• Given problem:
Reproduce the listing below verbatim, line for line, from start to end. Omit the pictures from your output.

Labeled box records:
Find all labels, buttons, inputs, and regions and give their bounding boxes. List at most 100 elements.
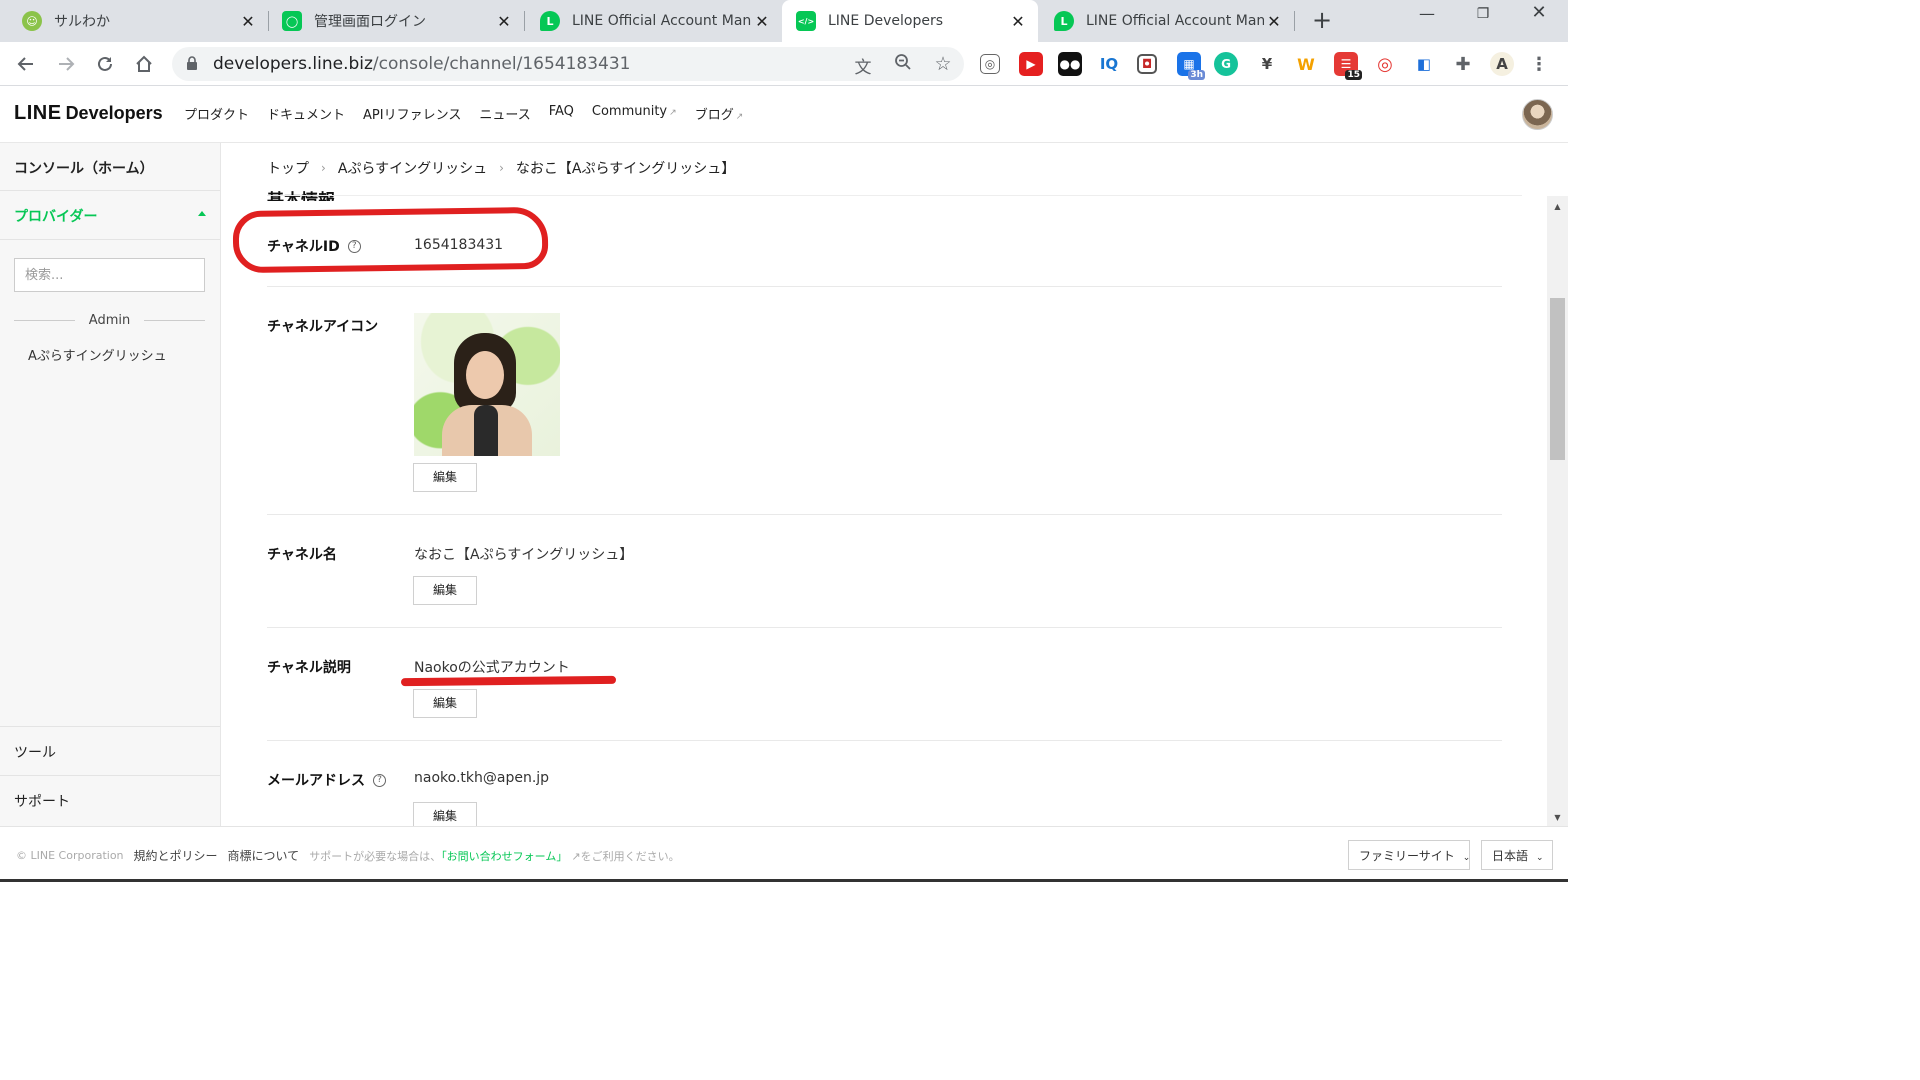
url-text[interactable]: developers.line.biz/console/channel/1654…	[213, 54, 631, 74]
iq-extension-icon[interactable]: IQ	[1097, 52, 1121, 76]
user-avatar[interactable]	[1522, 99, 1553, 130]
breadcrumb-provider[interactable]: Aぷらすイングリッシュ	[338, 158, 487, 178]
todo-extension-icon[interactable]: ☰ 15	[1334, 52, 1362, 80]
close-window-icon[interactable]: ✕	[1524, 2, 1554, 23]
caret-up-icon	[198, 211, 206, 216]
edit-channel-description-button[interactable]: 編集	[413, 689, 477, 718]
chevron-down-icon: ⌄	[1462, 853, 1471, 863]
pocket-extension-icon[interactable]: ◘	[1137, 54, 1157, 74]
browser-tab-5[interactable]: L LINE Official Account Mana ✕	[1038, 0, 1294, 42]
reload-icon[interactable]	[91, 50, 119, 78]
nav-api-reference[interactable]: APIリファレンス	[363, 104, 461, 123]
forward-icon[interactable]	[52, 50, 80, 78]
sidebar-item-console-home[interactable]: コンソール（ホーム）	[0, 143, 220, 191]
w-extension-icon[interactable]: W	[1294, 52, 1318, 76]
language-select[interactable]: 日本語 ⌄	[1481, 840, 1553, 870]
bookmark-star-icon[interactable]: ☆	[932, 53, 954, 75]
red-underline-annotation	[400, 675, 617, 687]
channel-name-label: チャネル名	[267, 547, 337, 563]
sidebar-item-support[interactable]: サポート	[0, 775, 220, 826]
close-tab-icon[interactable]: ✕	[1264, 12, 1284, 31]
nav-documents[interactable]: ドキュメント	[267, 104, 345, 123]
edit-channel-name-button[interactable]: 編集	[413, 576, 477, 605]
translate-icon[interactable]: 文	[852, 53, 874, 78]
browser-tab-1[interactable]: ☺ サルわか ✕	[0, 0, 268, 42]
provider-search-input[interactable]	[14, 258, 205, 292]
nav-blog[interactable]: ブログ ↗	[695, 104, 744, 123]
sidebar-item-providers[interactable]: プロバイダー	[0, 191, 220, 240]
channel-icon-image	[414, 313, 560, 456]
close-tab-icon[interactable]: ✕	[494, 12, 514, 31]
breadcrumb-channel: なおこ【Aぷらすイングリッシュ】	[515, 161, 736, 177]
nav-community[interactable]: Community ↗	[592, 104, 677, 123]
scrollbar-thumb[interactable]	[1550, 298, 1565, 460]
youtube-extension-icon[interactable]: ▶	[1019, 52, 1043, 76]
section-title: 基本情報	[267, 191, 335, 201]
footer-trademark-link[interactable]: 商標について	[228, 847, 300, 864]
spiral-extension-icon[interactable]: ◎	[1373, 52, 1397, 76]
scroll-up-icon[interactable]: ▲	[1547, 202, 1568, 211]
red-circle-annotation	[232, 206, 549, 274]
channel-name-value: なおこ【Aぷらすイングリッシュ】	[414, 547, 634, 563]
sidebar-item-tools[interactable]: ツール	[0, 726, 220, 775]
footer-terms-link[interactable]: 規約とポリシー	[134, 847, 218, 864]
family-sites-select[interactable]: ファミリーサイト ⌄	[1348, 840, 1470, 870]
nav-news[interactable]: ニュース	[479, 104, 530, 123]
edit-channel-icon-button[interactable]: 編集	[413, 463, 477, 492]
back-icon[interactable]	[12, 50, 40, 78]
lock-icon[interactable]	[186, 56, 198, 70]
home-icon[interactable]	[130, 50, 158, 78]
line-developers-logo[interactable]: LINE Developers	[14, 102, 163, 125]
scroll-down-icon[interactable]: ▼	[1547, 813, 1568, 822]
email-label: メールアドレス?	[267, 770, 386, 790]
divider	[267, 286, 1502, 287]
divider	[14, 319, 75, 321]
profile-extension-icon[interactable]: A	[1490, 52, 1514, 76]
close-tab-icon[interactable]: ✕	[1008, 12, 1028, 31]
line-chat-favicon-icon: ◯	[282, 11, 302, 31]
chevron-down-icon: ⌄	[1536, 853, 1544, 863]
line-developers-favicon-icon: </>	[796, 11, 816, 31]
extensions-puzzle-icon[interactable]: ✚	[1451, 52, 1475, 76]
zoom-out-icon[interactable]	[892, 53, 914, 76]
email-value: naoko.tkh@apen.jp	[414, 770, 550, 786]
external-link-icon: ↗	[669, 108, 677, 118]
sidebar-extension-icon[interactable]: ◧	[1412, 52, 1436, 76]
sidebar: コンソール（ホーム） プロバイダー Admin Aぷらすイングリッシュ ツール …	[0, 143, 221, 826]
site-header: LINE Developers プロダクト ドキュメント APIリファレンス ニュ…	[0, 86, 1568, 143]
global-nav: プロダクト ドキュメント APIリファレンス ニュース FAQ Communit…	[184, 104, 743, 123]
divider	[144, 319, 205, 321]
browser-toolbar: developers.line.biz/console/channel/1654…	[0, 42, 1568, 86]
browser-tab-2[interactable]: ◯ 管理画面ログイン ✕	[268, 0, 524, 42]
divider	[267, 740, 1502, 741]
new-tab-button[interactable]: +	[1308, 6, 1336, 34]
breadcrumb-top[interactable]: トップ	[267, 158, 309, 178]
monkey-favicon-icon: ☺	[22, 11, 42, 31]
sidebar-item-provider[interactable]: Aぷらすイングリッシュ	[28, 345, 167, 364]
browser-tab-active[interactable]: </> LINE Developers ✕	[782, 0, 1038, 42]
nav-products[interactable]: プロダクト	[184, 104, 249, 123]
footer: © LINE Corporation 規約とポリシー 商標について サポートが必…	[0, 826, 1568, 882]
divider	[267, 195, 1522, 196]
chevron-right-icon: ›	[321, 161, 326, 175]
browser-tab-3[interactable]: L LINE Official Account Mana ✕	[524, 0, 782, 42]
external-link-icon: ↗	[571, 849, 581, 863]
help-icon[interactable]: ?	[373, 773, 386, 787]
calendar-extension-icon[interactable]: ▦ 3h	[1177, 52, 1205, 80]
edit-email-button[interactable]: 編集	[413, 802, 477, 826]
screenshot-extension-icon[interactable]: ◎	[980, 54, 1000, 74]
restore-icon[interactable]: ❐	[1468, 6, 1498, 22]
minimize-icon[interactable]: —	[1412, 4, 1442, 23]
breadcrumb: トップ › Aぷらすイングリッシュ › なおこ【Aぷらすイングリッシュ】	[267, 158, 735, 178]
contact-form-link[interactable]: 「お問い合わせフォーム」	[441, 850, 567, 863]
grammarly-extension-icon[interactable]: G	[1214, 52, 1238, 76]
vertical-scrollbar[interactable]: ▲ ▼	[1547, 196, 1568, 826]
taskbar-edge	[0, 879, 1568, 882]
nav-faq[interactable]: FAQ	[549, 104, 574, 123]
address-bar[interactable]: developers.line.biz/console/channel/1654…	[172, 47, 964, 81]
yen-extension-icon[interactable]: ¥	[1255, 52, 1279, 76]
close-tab-icon[interactable]: ✕	[238, 12, 258, 31]
tab-extension-icon[interactable]: ●●	[1058, 52, 1082, 76]
close-tab-icon[interactable]: ✕	[752, 12, 772, 31]
browser-menu-icon[interactable]: ⋮	[1530, 52, 1548, 76]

• Full answer:
Find all labels, buttons, inputs, and regions and give their bounding boxes. List at most 100 elements.
url-text[interactable]: developers.line.biz/console/channel/1654…	[213, 54, 631, 74]
iq-extension-icon[interactable]: IQ	[1097, 52, 1121, 76]
user-avatar[interactable]	[1522, 99, 1553, 130]
breadcrumb-provider[interactable]: Aぷらすイングリッシュ	[338, 158, 487, 178]
todo-extension-icon[interactable]: ☰ 15	[1334, 52, 1362, 80]
close-window-icon[interactable]: ✕	[1524, 2, 1554, 23]
caret-up-icon	[198, 211, 206, 216]
edit-channel-description-button[interactable]: 編集	[413, 689, 477, 718]
chevron-down-icon: ⌄	[1462, 853, 1471, 863]
pocket-extension-icon[interactable]: ◘	[1137, 54, 1157, 74]
browser-tab-5[interactable]: L LINE Official Account Mana ✕	[1038, 0, 1294, 42]
reload-icon[interactable]	[91, 50, 119, 78]
nav-api-reference[interactable]: APIリファレンス	[363, 104, 461, 123]
forward-icon[interactable]	[52, 50, 80, 78]
sidebar-item-console-home[interactable]: コンソール（ホーム）	[0, 143, 220, 191]
w-extension-icon[interactable]: W	[1294, 52, 1318, 76]
language-select[interactable]: 日本語 ⌄	[1481, 840, 1553, 870]
bookmark-star-icon[interactable]: ☆	[932, 53, 954, 75]
red-underline-annotation	[400, 675, 617, 687]
channel-name-label: チャネル名	[267, 547, 337, 563]
sidebar-item-support[interactable]: サポート	[0, 775, 220, 826]
close-tab-icon[interactable]: ✕	[1264, 12, 1284, 31]
nav-documents[interactable]: ドキュメント	[267, 104, 345, 123]
edit-channel-name-button[interactable]: 編集	[413, 576, 477, 605]
translate-icon[interactable]: 文	[852, 53, 874, 78]
browser-tab-1[interactable]: ☺ サルわか ✕	[0, 0, 268, 42]
provider-search-input[interactable]	[14, 258, 205, 292]
nav-blog[interactable]: ブログ ↗	[695, 104, 744, 123]
sidebar-item-providers[interactable]: プロバイダー	[0, 191, 220, 240]
channel-icon-image	[414, 313, 560, 456]
close-tab-icon[interactable]: ✕	[494, 12, 514, 31]
breadcrumb-channel: なおこ【Aぷらすイングリッシュ】	[515, 161, 736, 177]
nav-community[interactable]: Community ↗	[592, 104, 677, 123]
scrollbar-thumb[interactable]	[1550, 298, 1565, 460]
youtube-extension-icon[interactable]: ▶	[1019, 52, 1043, 76]
section-title: 基本情報	[267, 191, 335, 201]
footer-trademark-link[interactable]: 商標について	[228, 847, 300, 864]
spiral-extension-icon[interactable]: ◎	[1373, 52, 1397, 76]
scroll-up-icon[interactable]: ▲	[1547, 202, 1568, 211]
red-circle-annotation	[232, 206, 549, 274]
channel-name-value: なおこ【Aぷらすイングリッシュ】	[414, 547, 634, 563]
sidebar-item-tools[interactable]: ツール	[0, 726, 220, 775]
footer-terms-link[interactable]: 規約とポリシー	[134, 847, 218, 864]
family-sites-select[interactable]: ファミリーサイト ⌄	[1348, 840, 1470, 870]
nav-news[interactable]: ニュース	[479, 104, 530, 123]
edit-channel-icon-button[interactable]: 編集	[413, 463, 477, 492]
back-icon[interactable]	[12, 50, 40, 78]
lock-icon[interactable]	[186, 56, 198, 70]
home-icon[interactable]	[130, 50, 158, 78]
line-developers-logo[interactable]: LINE Developers	[14, 102, 163, 125]
scroll-down-icon[interactable]: ▼	[1547, 813, 1568, 822]
email-label: メールアドレス?	[267, 770, 386, 790]
divider	[267, 286, 1502, 287]
divider	[14, 319, 75, 321]
profile-extension-icon[interactable]: A	[1490, 52, 1514, 76]
close-tab-icon[interactable]: ✕	[1008, 12, 1028, 31]
line-chat-favicon-icon: ◯	[282, 11, 302, 31]
chevron-down-icon: ⌄	[1536, 853, 1544, 863]
line-developers-favicon-icon: </>	[796, 11, 816, 31]
extensions-puzzle-icon[interactable]: ✚	[1451, 52, 1475, 76]
zoom-out-icon[interactable]	[892, 53, 914, 76]
email-value: naoko.tkh@apen.jp	[414, 770, 550, 786]
external-link-icon: ↗	[669, 108, 677, 118]
sidebar-extension-icon[interactable]: ◧	[1412, 52, 1436, 76]
sidebar: コンソール（ホーム） プロバイダー Admin Aぷらすイングリッシュ ツール …	[0, 143, 221, 826]
site-header: LINE Developers プロダクト ドキュメント APIリファレンス ニュ…	[0, 86, 1568, 143]
global-nav: プロダクト ドキュメント APIリファレンス ニュース FAQ Communit…	[184, 104, 743, 123]
divider	[144, 319, 205, 321]
browser-toolbar: developers.line.biz/console/channel/1654…	[0, 42, 1568, 86]
browser-tab-2[interactable]: ◯ 管理画面ログイン ✕	[268, 0, 524, 42]
divider	[267, 740, 1502, 741]
new-tab-button[interactable]: +	[1308, 6, 1336, 34]
breadcrumb-top[interactable]: トップ	[267, 158, 309, 178]
monkey-favicon-icon: ☺	[22, 11, 42, 31]
sidebar-item-provider[interactable]: Aぷらすイングリッシュ	[28, 345, 167, 364]
browser-tab-active[interactable]: </> LINE Developers ✕	[782, 0, 1038, 42]
nav-products[interactable]: プロダクト	[184, 104, 249, 123]
footer: © LINE Corporation 規約とポリシー 商標について サポートが必…	[0, 826, 1568, 882]
divider	[267, 195, 1522, 196]
chevron-right-icon: ›	[321, 161, 326, 175]
browser-tab-3[interactable]: L LINE Official Account Mana ✕	[524, 0, 782, 42]
external-link-icon: ↗	[571, 849, 581, 863]
help-icon[interactable]: ?	[373, 773, 386, 787]
calendar-extension-icon[interactable]: ▦ 3h	[1177, 52, 1205, 80]
edit-email-button[interactable]: 編集	[413, 802, 477, 826]
screenshot-extension-icon[interactable]: ◎	[980, 54, 1000, 74]
restore-icon[interactable]: ❐	[1468, 6, 1498, 22]
minimize-icon[interactable]: —	[1412, 4, 1442, 23]
breadcrumb: トップ › Aぷらすイングリッシュ › なおこ【Aぷらすイングリッシュ】	[267, 158, 735, 178]
contact-form-link[interactable]: 「お問い合わせフォーム」	[441, 850, 567, 863]
grammarly-extension-icon[interactable]: G	[1214, 52, 1238, 76]
vertical-scrollbar[interactable]: ▲ ▼	[1547, 196, 1568, 826]
taskbar-edge	[0, 879, 1568, 882]
nav-faq[interactable]: FAQ	[549, 104, 574, 123]
address-bar[interactable]: developers.line.biz/console/channel/1654…	[172, 47, 964, 81]
yen-extension-icon[interactable]: ¥	[1255, 52, 1279, 76]
close-tab-icon[interactable]: ✕	[238, 12, 258, 31]
tab-extension-icon[interactable]: ●●	[1058, 52, 1082, 76]
close-tab-icon[interactable]: ✕	[752, 12, 772, 31]
browser-menu-icon[interactable]: ⋮	[1530, 52, 1548, 76]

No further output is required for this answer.